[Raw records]
════════════════════
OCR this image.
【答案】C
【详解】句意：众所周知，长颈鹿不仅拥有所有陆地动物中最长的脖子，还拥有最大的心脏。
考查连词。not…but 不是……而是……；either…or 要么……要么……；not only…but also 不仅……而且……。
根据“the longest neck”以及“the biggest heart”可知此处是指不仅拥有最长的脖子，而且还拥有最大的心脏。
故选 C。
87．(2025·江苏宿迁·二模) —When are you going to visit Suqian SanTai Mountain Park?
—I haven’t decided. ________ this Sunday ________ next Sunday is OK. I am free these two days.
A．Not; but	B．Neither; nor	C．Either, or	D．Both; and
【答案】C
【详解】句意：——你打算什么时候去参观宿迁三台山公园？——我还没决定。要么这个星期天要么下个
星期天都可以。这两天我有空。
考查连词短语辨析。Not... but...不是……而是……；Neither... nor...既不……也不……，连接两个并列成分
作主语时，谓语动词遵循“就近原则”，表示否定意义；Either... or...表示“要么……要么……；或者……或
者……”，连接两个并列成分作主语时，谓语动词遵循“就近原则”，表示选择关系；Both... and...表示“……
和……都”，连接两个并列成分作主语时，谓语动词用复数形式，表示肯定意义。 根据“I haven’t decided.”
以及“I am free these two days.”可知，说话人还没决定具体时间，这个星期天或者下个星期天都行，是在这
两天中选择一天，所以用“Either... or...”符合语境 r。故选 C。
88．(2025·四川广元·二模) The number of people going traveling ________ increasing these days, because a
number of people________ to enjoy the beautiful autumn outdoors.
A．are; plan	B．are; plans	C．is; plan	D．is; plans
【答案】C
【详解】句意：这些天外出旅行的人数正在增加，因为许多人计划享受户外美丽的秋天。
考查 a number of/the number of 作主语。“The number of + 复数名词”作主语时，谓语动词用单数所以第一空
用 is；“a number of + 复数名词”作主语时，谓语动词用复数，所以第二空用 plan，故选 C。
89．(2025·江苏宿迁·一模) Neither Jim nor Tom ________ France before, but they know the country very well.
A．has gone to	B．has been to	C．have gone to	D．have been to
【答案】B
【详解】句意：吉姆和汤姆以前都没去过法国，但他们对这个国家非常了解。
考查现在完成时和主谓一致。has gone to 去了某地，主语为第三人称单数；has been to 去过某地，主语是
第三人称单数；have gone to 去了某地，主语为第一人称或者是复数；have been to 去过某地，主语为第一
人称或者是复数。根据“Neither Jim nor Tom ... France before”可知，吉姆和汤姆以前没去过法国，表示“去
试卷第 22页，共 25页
════════════════════
Quote all of the entries exactly as they appear.

### Solution
OCR this image.
【答案】C
【详解】句意：众所周知，长颈鹿不仅拥有所有陆地动物中最长的脖子，还拥有最大的心脏。
考查连词。not…but 不是……而是……；either…or 要么……要么……；not only…but also 不仅……而且……。
根据“the longest neck”以及“the biggest heart”可知此处是指不仅拥有最长的脖子，而且还拥有最大的心脏。
故选 C。
87．(2025·江苏宿迁·二模) —When are you going to visit Suqian SanTai Mountain Park?
—I haven’t decided. ________ this Sunday ________ next Sunday is OK. I am free these two days.
A．Not; but	B．Neither; nor	C．Either, or	D．Both; and
【答案】C
【详解】句意：——你打算什么时候去参观宿迁三台山公园？——我还没决定。要么这个星期天要么下个
星期天都可以。这两天我有空。
考查连词短语辨析。Not... but...不是……而是……；Neither... nor...既不……也不……，连接两个并列成分
作主语时，谓语动词遵循“就近原则”，表示否定意义；Either... or...表示“要么……要么……；或者……或
者……”，连接两个并列成分作主语时，谓语动词遵循“就近原则”，表示选择关系；Both... and...表示“……
和……都”，连接两个并列成分作主语时，谓语动词用复数形式，表示肯定意义。 根据“I haven’t decided.”
以及“I am free these two days.”可知，说话人还没决定具体时间，这个星期天或者下个星期天都行，是在这
两天中选择一天，所以用“Either... or...”符合语境 r。故选 C。
88．(2025·四川广元·二模) The number of people going traveling ________ increasing these days, because a
number of people________ to enjoy the beautiful autumn outdoors.
A．are; plan	B．are; plans	C．is; plan	D．is; plans
【答案】C
【详解】句意：这些天外出旅行的人数正在增加，因为许多人计划享受户外美丽的秋天。
考查 a number of/the number of 作主语。“The number of + 复数名词”作主语时，谓语动词用单数所以第一空
用 is；“a number of + 复数名词”作主语时，谓语动词用复数，所以第二空用 plan，故选 C。
89．(2025·江苏宿迁·一模) Neither Jim nor Tom ________ France before, but they know the country very well.
A．has gone to	B．has been to	C．have gone to	D．have been to
【答案】B
【详解】句意：吉姆和汤姆以前都没去过法国，但他们对这个国家非常了解。
考查现在完成时和主谓一致。has gone to 去了某地，主语为第三人称单数；has been to 去过某地，主语是
第三人称单数；have gone to 去了某地，主语为第一人称或者是复数；have been to 去过某地，主语为第一
人称或者是复数。根据“Neither Jim nor Tom ... France before”可知，吉姆和汤姆以前没去过法国，表示“去
试卷第 22页，共 25页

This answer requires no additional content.